Every line of the records below should be restated exactly.

--- Dataset records ---

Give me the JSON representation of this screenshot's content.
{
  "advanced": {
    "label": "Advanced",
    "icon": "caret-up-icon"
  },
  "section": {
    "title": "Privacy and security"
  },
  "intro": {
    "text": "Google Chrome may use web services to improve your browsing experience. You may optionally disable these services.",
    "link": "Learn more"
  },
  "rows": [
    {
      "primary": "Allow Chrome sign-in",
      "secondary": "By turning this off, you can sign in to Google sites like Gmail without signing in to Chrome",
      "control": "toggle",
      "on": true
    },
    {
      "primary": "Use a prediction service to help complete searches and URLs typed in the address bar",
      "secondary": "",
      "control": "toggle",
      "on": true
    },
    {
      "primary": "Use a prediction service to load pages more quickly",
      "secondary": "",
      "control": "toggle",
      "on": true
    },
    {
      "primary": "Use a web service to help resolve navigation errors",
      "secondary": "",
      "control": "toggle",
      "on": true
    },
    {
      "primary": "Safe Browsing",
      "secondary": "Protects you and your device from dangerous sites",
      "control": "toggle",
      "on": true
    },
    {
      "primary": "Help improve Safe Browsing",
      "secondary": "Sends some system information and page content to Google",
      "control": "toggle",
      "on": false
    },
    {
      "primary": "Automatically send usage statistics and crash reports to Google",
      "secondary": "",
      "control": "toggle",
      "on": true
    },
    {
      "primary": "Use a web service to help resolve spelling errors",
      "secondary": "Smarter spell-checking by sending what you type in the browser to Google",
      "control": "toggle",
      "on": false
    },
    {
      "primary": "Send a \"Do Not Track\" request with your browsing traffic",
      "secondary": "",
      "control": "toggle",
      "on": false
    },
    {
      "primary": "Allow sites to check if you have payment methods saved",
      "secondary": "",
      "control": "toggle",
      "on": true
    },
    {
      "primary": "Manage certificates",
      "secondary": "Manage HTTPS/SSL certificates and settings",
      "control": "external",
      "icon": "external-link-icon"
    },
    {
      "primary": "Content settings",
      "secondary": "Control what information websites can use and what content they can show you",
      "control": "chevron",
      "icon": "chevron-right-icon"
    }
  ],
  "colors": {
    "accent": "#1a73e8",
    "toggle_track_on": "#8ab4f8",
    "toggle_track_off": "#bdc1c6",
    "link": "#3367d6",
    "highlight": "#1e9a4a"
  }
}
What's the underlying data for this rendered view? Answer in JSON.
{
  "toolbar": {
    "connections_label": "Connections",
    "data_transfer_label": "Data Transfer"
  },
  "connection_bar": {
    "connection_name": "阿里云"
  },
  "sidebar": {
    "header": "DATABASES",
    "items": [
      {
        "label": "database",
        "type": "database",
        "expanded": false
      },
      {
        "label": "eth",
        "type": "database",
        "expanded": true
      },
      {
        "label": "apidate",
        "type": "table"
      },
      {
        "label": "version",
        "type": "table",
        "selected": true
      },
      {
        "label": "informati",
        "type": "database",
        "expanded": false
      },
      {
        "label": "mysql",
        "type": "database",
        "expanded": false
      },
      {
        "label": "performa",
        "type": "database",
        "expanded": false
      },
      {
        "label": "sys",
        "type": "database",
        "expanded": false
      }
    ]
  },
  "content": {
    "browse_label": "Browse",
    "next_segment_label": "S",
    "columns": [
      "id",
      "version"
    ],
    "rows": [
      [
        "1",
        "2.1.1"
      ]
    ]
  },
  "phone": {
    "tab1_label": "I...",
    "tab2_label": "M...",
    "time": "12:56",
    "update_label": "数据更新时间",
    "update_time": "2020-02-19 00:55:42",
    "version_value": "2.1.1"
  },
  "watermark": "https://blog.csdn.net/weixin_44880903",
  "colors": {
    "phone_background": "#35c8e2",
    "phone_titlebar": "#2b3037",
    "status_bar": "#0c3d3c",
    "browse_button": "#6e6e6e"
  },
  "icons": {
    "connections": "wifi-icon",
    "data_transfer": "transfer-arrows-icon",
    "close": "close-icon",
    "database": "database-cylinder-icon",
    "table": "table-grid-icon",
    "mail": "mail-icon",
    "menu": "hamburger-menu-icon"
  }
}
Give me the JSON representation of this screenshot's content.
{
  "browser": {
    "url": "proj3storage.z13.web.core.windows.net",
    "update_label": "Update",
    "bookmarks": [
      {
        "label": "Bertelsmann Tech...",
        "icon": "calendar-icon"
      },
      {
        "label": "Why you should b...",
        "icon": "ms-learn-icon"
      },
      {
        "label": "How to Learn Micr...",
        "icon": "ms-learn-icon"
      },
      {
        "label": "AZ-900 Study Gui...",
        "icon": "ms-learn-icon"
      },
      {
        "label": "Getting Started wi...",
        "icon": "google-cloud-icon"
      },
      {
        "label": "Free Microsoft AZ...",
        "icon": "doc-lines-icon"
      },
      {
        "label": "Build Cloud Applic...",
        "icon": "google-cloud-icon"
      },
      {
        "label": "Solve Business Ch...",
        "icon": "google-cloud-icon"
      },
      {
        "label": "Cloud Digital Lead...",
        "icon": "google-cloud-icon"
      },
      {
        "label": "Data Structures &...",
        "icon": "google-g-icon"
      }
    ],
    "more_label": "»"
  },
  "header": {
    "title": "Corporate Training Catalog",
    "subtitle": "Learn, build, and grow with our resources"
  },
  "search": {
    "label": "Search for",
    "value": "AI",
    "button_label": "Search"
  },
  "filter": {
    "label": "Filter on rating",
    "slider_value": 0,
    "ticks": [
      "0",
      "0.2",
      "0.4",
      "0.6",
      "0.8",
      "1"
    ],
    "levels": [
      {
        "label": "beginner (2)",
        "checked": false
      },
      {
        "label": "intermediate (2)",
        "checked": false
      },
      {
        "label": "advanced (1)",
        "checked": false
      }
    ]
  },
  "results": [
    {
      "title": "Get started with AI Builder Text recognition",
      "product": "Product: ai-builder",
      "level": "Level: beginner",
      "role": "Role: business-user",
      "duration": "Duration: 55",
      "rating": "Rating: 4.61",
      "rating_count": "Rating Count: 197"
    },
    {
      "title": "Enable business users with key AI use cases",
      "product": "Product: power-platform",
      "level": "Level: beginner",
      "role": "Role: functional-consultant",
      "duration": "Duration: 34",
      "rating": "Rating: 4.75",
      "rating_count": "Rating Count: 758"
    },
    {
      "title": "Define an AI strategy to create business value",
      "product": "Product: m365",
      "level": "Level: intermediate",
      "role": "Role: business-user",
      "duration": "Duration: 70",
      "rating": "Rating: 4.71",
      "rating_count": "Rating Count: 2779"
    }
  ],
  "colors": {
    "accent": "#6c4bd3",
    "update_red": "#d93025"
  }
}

---

*Output*
Give me the JSON representation of this screenshot's content.
{
  "advanced": {
    "label": "Advanced",
    "icon": "caret-up-icon"
  },
  "section": {
    "title": "Privacy and security"
  },
  "intro": {
    "text": "Google Chrome may use web services to improve your browsing experience. You may optionally disable these services.",
    "link": "Learn more"
  },
  "rows": [
    {
      "primary": "Allow Chrome sign-in",
      "secondary": "By turning this off, you can sign in to Google sites like Gmail without signing in to Chrome",
      "control": "toggle",
      "on": true
    },
    {
      "primary": "Use a prediction service to help complete searches and URLs typed in the address bar",
      "secondary": "",
      "control": "toggle",
      "on": true
    },
    {
      "primary": "Use a prediction service to load pages more quickly",
      "secondary": "",
      "control": "toggle",
      "on": true
    },
    {
      "primary": "Use a web service to help resolve navigation errors",
      "secondary": "",
      "control": "toggle",
      "on": true
    },
    {
      "primary": "Safe Browsing",
      "secondary": "Protects you and your device from dangerous sites",
      "control": "toggle",
      "on": true
    },
    {
      "primary": "Help improve Safe Browsing",
      "secondary": "Sends some system information and page content to Google",
      "control": "toggle",
      "on": false
    },
    {
      "primary": "Automatically send usage statistics and crash reports to Google",
      "secondary": "",
      "control": "toggle",
      "on": true
    },
    {
      "primary": "Use a web service to help resolve spelling errors",
      "secondary": "Smarter spell-checking by sending what you type in the browser to Google",
      "control": "toggle",
      "on": false
    },
    {
      "primary": "Send a \"Do Not Track\" request with your browsing traffic",
      "secondary": "",
      "control": "toggle",
      "on": false
    },
    {
      "primary": "Allow sites to check if you have payment methods saved",
      "secondary": "",
      "control": "toggle",
      "on": true
    },
    {
      "primary": "Manage certificates",
      "secondary": "Manage HTTPS/SSL certificates and settings",
      "control": "external",
      "icon": "external-link-icon"
    },
    {
      "primary": "Content settings",
      "secondary": "Control what information websites can use and what content they can show you",
      "control": "chevron",
      "icon": "chevron-right-icon"
    }
  ],
  "colors": {
    "accent": "#1a73e8",
    "toggle_track_on": "#8ab4f8",
    "toggle_track_off": "#bdc1c6",
    "link": "#3367d6",
    "highlight": "#1e9a4a"
  }
}
What's the underlying data for this rendered view? Answer in JSON.
{
  "toolbar": {
    "connections_label": "Connections",
    "data_transfer_label": "Data Transfer"
  },
  "connection_bar": {
    "connection_name": "阿里云"
  },
  "sidebar": {
    "header": "DATABASES",
    "items": [
      {
        "label": "database",
        "type": "database",
        "expanded": false
      },
      {
        "label": "eth",
        "type": "database",
        "expanded": true
      },
      {
        "label": "apidate",
        "type": "table"
      },
      {
        "label": "version",
        "type": "table",
        "selected": true
      },
      {
        "label": "informati",
        "type": "database",
        "expanded": false
      },
      {
        "label": "mysql",
        "type": "database",
        "expanded": false
      },
      {
        "label": "performa",
        "type": "database",
        "expanded": false
      },
      {
        "label": "sys",
        "type": "database",
        "expanded": false
      }
    ]
  },
  "content": {
    "browse_label": "Browse",
    "next_segment_label": "S",
    "columns": [
      "id",
      "version"
    ],
    "rows": [
      [
        "1",
        "2.1.1"
      ]
    ]
  },
  "phone": {
    "tab1_label": "I...",
    "tab2_label": "M...",
    "time": "12:56",
    "update_label": "数据更新时间",
    "update_time": "2020-02-19 00:55:42",
    "version_value": "2.1.1"
  },
  "watermark": "https://blog.csdn.net/weixin_44880903",
  "colors": {
    "phone_background": "#35c8e2",
    "phone_titlebar": "#2b3037",
    "status_bar": "#0c3d3c",
    "browse_button": "#6e6e6e"
  },
  "icons": {
    "connections": "wifi-icon",
    "data_transfer": "transfer-arrows-icon",
    "close": "close-icon",
    "database": "database-cylinder-icon",
    "table": "table-grid-icon",
    "mail": "mail-icon",
    "menu": "hamburger-menu-icon"
  }
}
Give me the JSON representation of this screenshot's content.
{
  "browser": {
    "url": "proj3storage.z13.web.core.windows.net",
    "update_label": "Update",
    "bookmarks": [
      {
        "label": "Bertelsmann Tech...",
        "icon": "calendar-icon"
      },
      {
        "label": "Why you should b...",
        "icon": "ms-learn-icon"
      },
      {
        "label": "How to Learn Micr...",
        "icon": "ms-learn-icon"
      },
      {
        "label": "AZ-900 Study Gui...",
        "icon": "ms-learn-icon"
      },
      {
        "label": "Getting Started wi...",
        "icon": "google-cloud-icon"
      },
      {
        "label": "Free Microsoft AZ...",
        "icon": "doc-lines-icon"
      },
      {
        "label": "Build Cloud Applic...",
        "icon": "google-cloud-icon"
      },
      {
        "label": "Solve Business Ch...",
        "icon": "google-cloud-icon"
      },
      {
        "label": "Cloud Digital Lead...",
        "icon": "google-cloud-icon"
      },
      {
        "label": "Data Structures &...",
        "icon": "google-g-icon"
      }
    ],
    "more_label": "»"
  },
  "header": {
    "title": "Corporate Training Catalog",
    "subtitle": "Learn, build, and grow with our resources"
  },
  "search": {
    "label": "Search for",
    "value": "AI",
    "button_label": "Search"
  },
  "filter": {
    "label": "Filter on rating",
    "slider_value": 0,
    "ticks": [
      "0",
      "0.2",
      "0.4",
      "0.6",
      "0.8",
      "1"
    ],
    "levels": [
      {
        "label": "beginner (2)",
        "checked": false
      },
      {
        "label": "intermediate (2)",
        "checked": false
      },
      {
        "label": "advanced (1)",
        "checked": false
      }
    ]
  },
  "results": [
    {
      "title": "Get started with AI Builder Text recognition",
      "product": "Product: ai-builder",
      "level": "Level: beginner",
      "role": "Role: business-user",
      "duration": "Duration: 55",
      "rating": "Rating: 4.61",
      "rating_count": "Rating Count: 197"
    },
    {
      "title": "Enable business users with key AI use cases",
      "product": "Product: power-platform",
      "level": "Level: beginner",
      "role": "Role: functional-consultant",
      "duration": "Duration: 34",
      "rating": "Rating: 4.75",
      "rating_count": "Rating Count: 758"
    },
    {
      "title": "Define an AI strategy to create business value",
      "product": "Product: m365",
      "level": "Level: intermediate",
      "role": "Role: business-user",
      "duration": "Duration: 70",
      "rating": "Rating: 4.71",
      "rating_count": "Rating Count: 2779"
    }
  ],
  "colors": {
    "accent": "#6c4bd3",
    "update_red": "#d93025"
  }
}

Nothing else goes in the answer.